§ **WORK TO BE COMPLETED**
Type out all the records word for word. Any pictures are to be left out.

§ **EXERCISE MATERIAL**
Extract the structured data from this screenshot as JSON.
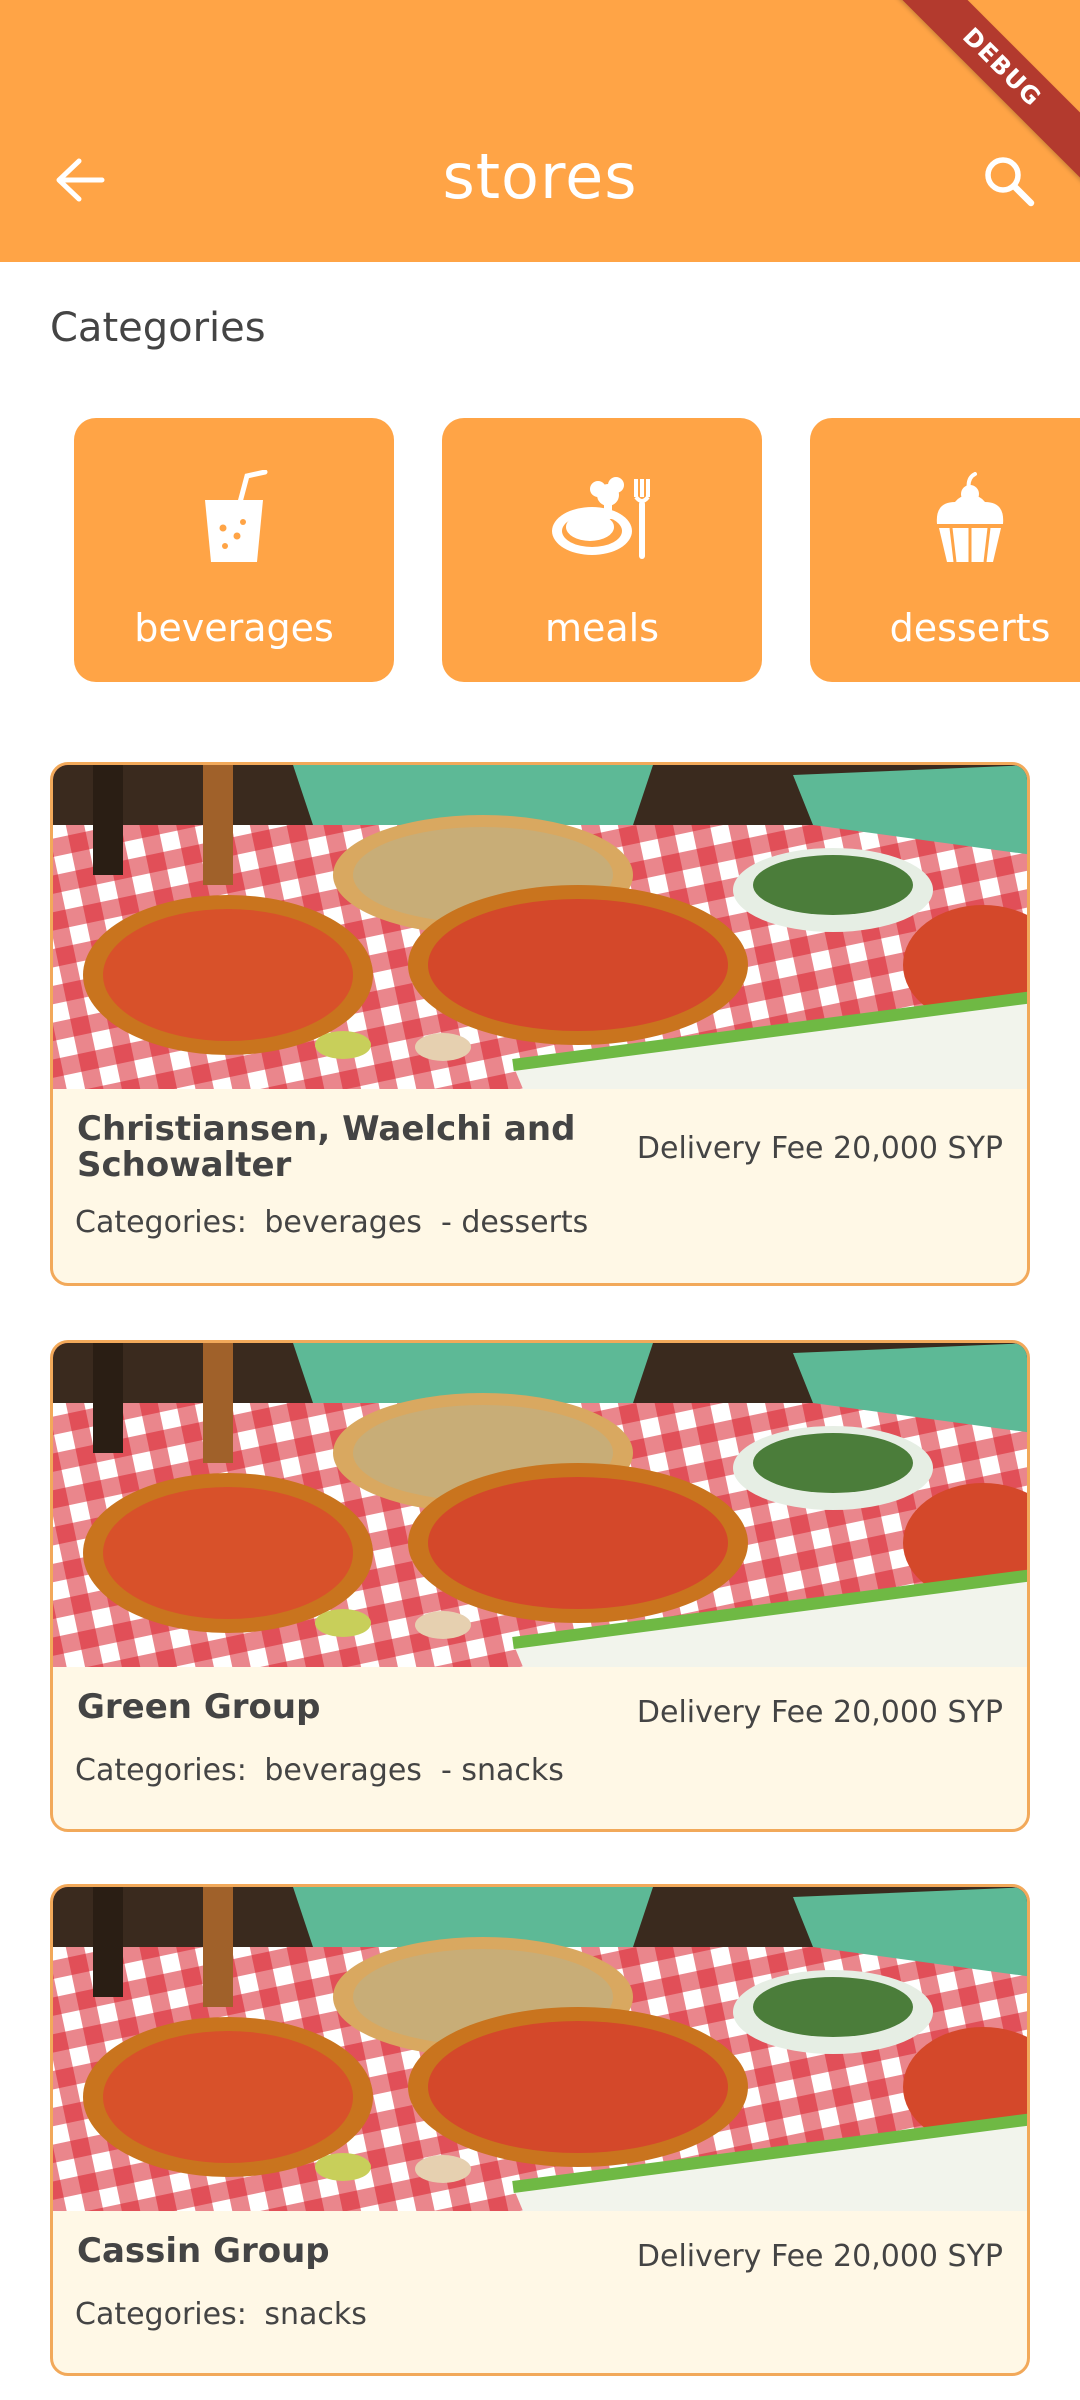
{
  "app_bar": {
    "title": "stores",
    "back_icon": "arrow-left-icon",
    "search_icon": "search-icon",
    "debug_label": "DEBUG",
    "color": "#FFA446"
  },
  "categories_section": {
    "title": "Categories",
    "items": [
      {
        "label": "beverages",
        "icon": "drink-icon"
      },
      {
        "label": "meals",
        "icon": "meal-icon"
      },
      {
        "label": "desserts",
        "icon": "cupcake-icon"
      }
    ]
  },
  "stores": [
    {
      "name": "Christiansen, Waelchi and Schowalter",
      "fee": "Delivery Fee 20,000 SYP",
      "categories_label": "Categories:",
      "categories": "beverages  - desserts"
    },
    {
      "name": "Green Group",
      "fee": "Delivery Fee 20,000 SYP",
      "categories_label": "Categories:",
      "categories": "beverages  - snacks"
    },
    {
      "name": "Cassin Group",
      "fee": "Delivery Fee 20,000 SYP",
      "categories_label": "Categories:",
      "categories": "snacks"
    }
  ],
  "colors": {
    "accent": "#FFA446",
    "card_bg": "#FFF8E6",
    "card_border": "#F2A95A",
    "ribbon": "#B33A2E"
  }
}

§ **WRITTEN REPLY**
Extract the structured data from this screenshot as JSON.
{
  "app_bar": {
    "title": "stores",
    "back_icon": "arrow-left-icon",
    "search_icon": "search-icon",
    "debug_label": "DEBUG",
    "color": "#FFA446"
  },
  "categories_section": {
    "title": "Categories",
    "items": [
      {
        "label": "beverages",
        "icon": "drink-icon"
      },
      {
        "label": "meals",
        "icon": "meal-icon"
      },
      {
        "label": "desserts",
        "icon": "cupcake-icon"
      }
    ]
  },
  "stores": [
    {
      "name": "Christiansen, Waelchi and Schowalter",
      "fee": "Delivery Fee 20,000 SYP",
      "categories_label": "Categories:",
      "categories": "beverages  - desserts"
    },
    {
      "name": "Green Group",
      "fee": "Delivery Fee 20,000 SYP",
      "categories_label": "Categories:",
      "categories": "beverages  - snacks"
    },
    {
      "name": "Cassin Group",
      "fee": "Delivery Fee 20,000 SYP",
      "categories_label": "Categories:",
      "categories": "snacks"
    }
  ],
  "colors": {
    "accent": "#FFA446",
    "card_bg": "#FFF8E6",
    "card_border": "#F2A95A",
    "ribbon": "#B33A2E"
  }
}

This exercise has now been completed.